What to work on - List each line in which the string "Member" appears.
[Start The records]
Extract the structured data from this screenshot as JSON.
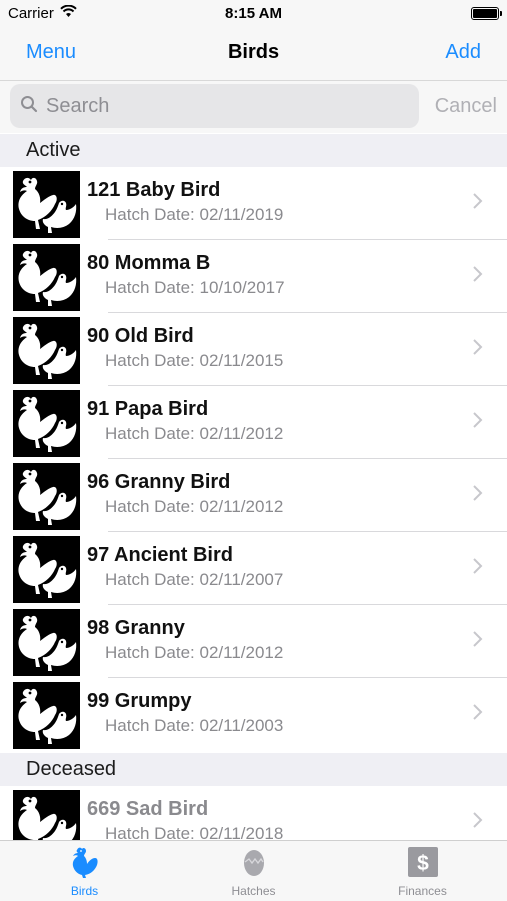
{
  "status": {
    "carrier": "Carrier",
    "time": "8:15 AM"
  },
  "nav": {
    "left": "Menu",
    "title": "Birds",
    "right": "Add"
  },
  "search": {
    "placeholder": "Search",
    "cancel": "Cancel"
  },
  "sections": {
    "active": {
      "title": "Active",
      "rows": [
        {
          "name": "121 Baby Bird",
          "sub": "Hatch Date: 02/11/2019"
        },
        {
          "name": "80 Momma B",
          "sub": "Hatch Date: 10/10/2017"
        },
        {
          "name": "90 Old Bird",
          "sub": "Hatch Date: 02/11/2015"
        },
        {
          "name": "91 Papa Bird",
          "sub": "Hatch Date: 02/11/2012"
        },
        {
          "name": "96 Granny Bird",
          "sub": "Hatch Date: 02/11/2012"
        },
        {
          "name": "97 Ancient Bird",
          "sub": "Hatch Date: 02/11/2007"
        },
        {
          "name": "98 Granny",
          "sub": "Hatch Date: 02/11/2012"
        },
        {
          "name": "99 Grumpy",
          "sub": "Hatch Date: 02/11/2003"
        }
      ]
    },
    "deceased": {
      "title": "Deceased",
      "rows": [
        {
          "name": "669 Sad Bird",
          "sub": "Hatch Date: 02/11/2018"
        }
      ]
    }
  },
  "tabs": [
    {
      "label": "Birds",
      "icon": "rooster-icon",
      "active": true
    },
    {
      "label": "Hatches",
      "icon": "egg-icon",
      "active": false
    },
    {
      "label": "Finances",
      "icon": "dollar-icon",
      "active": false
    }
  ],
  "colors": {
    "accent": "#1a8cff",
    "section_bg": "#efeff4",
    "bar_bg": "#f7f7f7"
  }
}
[End The records]
[Start The records]
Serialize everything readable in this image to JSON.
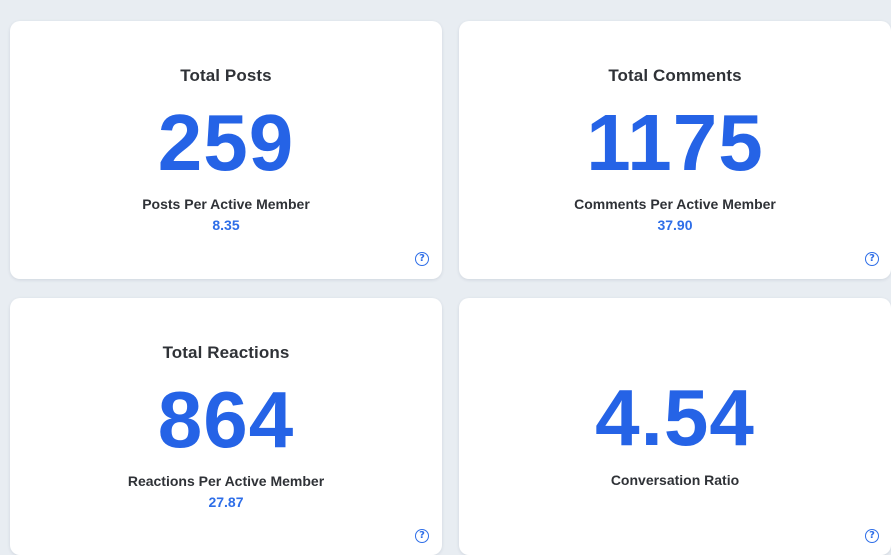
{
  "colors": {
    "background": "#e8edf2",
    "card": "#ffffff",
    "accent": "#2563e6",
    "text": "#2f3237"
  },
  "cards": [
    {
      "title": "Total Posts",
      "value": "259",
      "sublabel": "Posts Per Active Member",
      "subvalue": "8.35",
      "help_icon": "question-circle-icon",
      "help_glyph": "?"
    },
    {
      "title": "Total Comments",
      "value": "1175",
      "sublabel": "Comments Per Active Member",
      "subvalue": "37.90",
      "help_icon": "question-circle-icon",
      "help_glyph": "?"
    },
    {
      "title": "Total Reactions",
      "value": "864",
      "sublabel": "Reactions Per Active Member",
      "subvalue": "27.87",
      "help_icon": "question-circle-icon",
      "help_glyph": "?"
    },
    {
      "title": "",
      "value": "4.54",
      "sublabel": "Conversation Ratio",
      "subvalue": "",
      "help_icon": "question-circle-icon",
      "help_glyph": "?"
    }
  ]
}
[End The records]
Solution -
      "sublabel": "Posts Per Active Member",
      "sublabel": "Comments Per Active Member",
      "sublabel": "Reactions Per Active Member",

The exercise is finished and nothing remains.